■ **SHORT TASK**:
Below are the records; pull every line that includes "name".

■ **MATERIAL SHOWN**:
************

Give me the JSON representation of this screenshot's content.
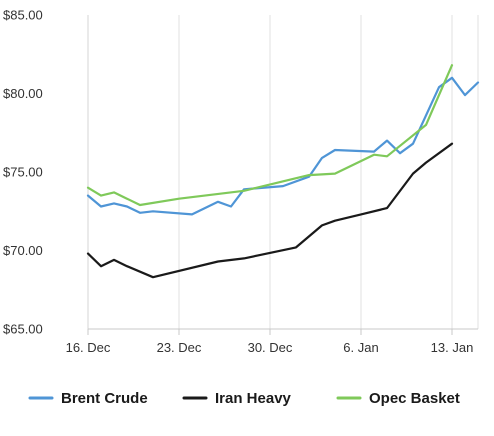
{
  "chart_data": {
    "type": "line",
    "title": "",
    "xlabel": "",
    "ylabel": "",
    "ylim": [
      65,
      85
    ],
    "y_ticks": [
      65,
      70,
      75,
      80,
      85
    ],
    "y_tick_labels": [
      "$65.00",
      "$70.00",
      "$75.00",
      "$80.00",
      "$85.00"
    ],
    "x_range": [
      "2021-12-16",
      "2022-01-15"
    ],
    "x_ticks": [
      "2021-12-16",
      "2021-12-23",
      "2021-12-30",
      "2022-01-06",
      "2022-01-13"
    ],
    "x_tick_labels": [
      "16. Dec",
      "23. Dec",
      "30. Dec",
      "6. Jan",
      "13. Jan"
    ],
    "grid": "vertical",
    "legend_position": "bottom",
    "series": [
      {
        "name": "Brent Crude",
        "color": "#4f95d6",
        "x": [
          "2021-12-16",
          "2021-12-17",
          "2021-12-18",
          "2021-12-19",
          "2021-12-20",
          "2021-12-21",
          "2021-12-24",
          "2021-12-26",
          "2021-12-27",
          "2021-12-28",
          "2021-12-31",
          "2022-01-02",
          "2022-01-03",
          "2022-01-04",
          "2022-01-07",
          "2022-01-08",
          "2022-01-09",
          "2022-01-10",
          "2022-01-12",
          "2022-01-13",
          "2022-01-14",
          "2022-01-15"
        ],
        "y": [
          73.5,
          72.8,
          73.0,
          72.8,
          72.4,
          72.5,
          72.3,
          73.1,
          72.8,
          73.9,
          74.1,
          74.7,
          75.9,
          76.4,
          76.3,
          77.0,
          76.2,
          76.8,
          80.4,
          81.0,
          79.9,
          80.7
        ]
      },
      {
        "name": "Iran Heavy",
        "color": "#1a1a1a",
        "x": [
          "2021-12-16",
          "2021-12-17",
          "2021-12-18",
          "2021-12-19",
          "2021-12-21",
          "2021-12-26",
          "2021-12-28",
          "2022-01-01",
          "2022-01-03",
          "2022-01-04",
          "2022-01-06",
          "2022-01-08",
          "2022-01-10",
          "2022-01-11",
          "2022-01-13"
        ],
        "y": [
          69.8,
          69.0,
          69.4,
          69.0,
          68.3,
          69.3,
          69.5,
          70.2,
          71.6,
          71.9,
          72.3,
          72.7,
          74.9,
          75.6,
          76.8
        ]
      },
      {
        "name": "Opec Basket",
        "color": "#7fc95a",
        "x": [
          "2021-12-16",
          "2021-12-17",
          "2021-12-18",
          "2021-12-19",
          "2021-12-20",
          "2021-12-23",
          "2021-12-28",
          "2022-01-02",
          "2022-01-04",
          "2022-01-07",
          "2022-01-08",
          "2022-01-11",
          "2022-01-13"
        ],
        "y": [
          74.0,
          73.5,
          73.7,
          73.3,
          72.9,
          73.3,
          73.8,
          74.8,
          74.9,
          76.1,
          76.0,
          78.0,
          81.8
        ]
      }
    ]
  }
}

************

■ **THE RESPONSE**:
        "name": "Brent Crude",
        "name": "Iran Heavy",
        "name": "Opec Basket",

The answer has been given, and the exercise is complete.